Task >> Work out how many lines hold "Temperature". Give the number and nothing else.

<<<<

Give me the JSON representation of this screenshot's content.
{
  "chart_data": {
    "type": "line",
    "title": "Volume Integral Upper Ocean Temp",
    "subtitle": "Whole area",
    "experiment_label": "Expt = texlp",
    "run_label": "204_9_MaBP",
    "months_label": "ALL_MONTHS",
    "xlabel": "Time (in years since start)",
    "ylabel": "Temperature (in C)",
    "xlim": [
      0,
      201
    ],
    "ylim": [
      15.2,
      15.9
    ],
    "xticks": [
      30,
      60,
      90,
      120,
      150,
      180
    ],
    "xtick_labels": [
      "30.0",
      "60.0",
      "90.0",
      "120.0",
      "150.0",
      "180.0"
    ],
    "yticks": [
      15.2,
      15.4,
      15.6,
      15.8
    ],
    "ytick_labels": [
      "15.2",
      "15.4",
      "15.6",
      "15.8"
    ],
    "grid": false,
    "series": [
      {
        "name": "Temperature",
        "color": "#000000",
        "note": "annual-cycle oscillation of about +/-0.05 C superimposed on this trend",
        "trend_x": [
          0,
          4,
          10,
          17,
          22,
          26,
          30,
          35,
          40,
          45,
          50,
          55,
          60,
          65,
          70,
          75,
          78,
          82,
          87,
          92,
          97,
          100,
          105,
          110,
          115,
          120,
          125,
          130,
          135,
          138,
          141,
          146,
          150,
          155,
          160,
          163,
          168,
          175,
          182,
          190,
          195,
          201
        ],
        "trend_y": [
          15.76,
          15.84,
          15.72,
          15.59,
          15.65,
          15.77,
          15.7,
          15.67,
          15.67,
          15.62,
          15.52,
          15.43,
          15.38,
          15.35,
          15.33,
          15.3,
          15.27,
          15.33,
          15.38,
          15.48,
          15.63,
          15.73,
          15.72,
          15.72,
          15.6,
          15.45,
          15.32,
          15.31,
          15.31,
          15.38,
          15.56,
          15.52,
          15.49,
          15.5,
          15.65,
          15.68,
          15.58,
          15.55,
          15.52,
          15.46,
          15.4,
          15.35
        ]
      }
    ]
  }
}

>>>>

Task result >> 2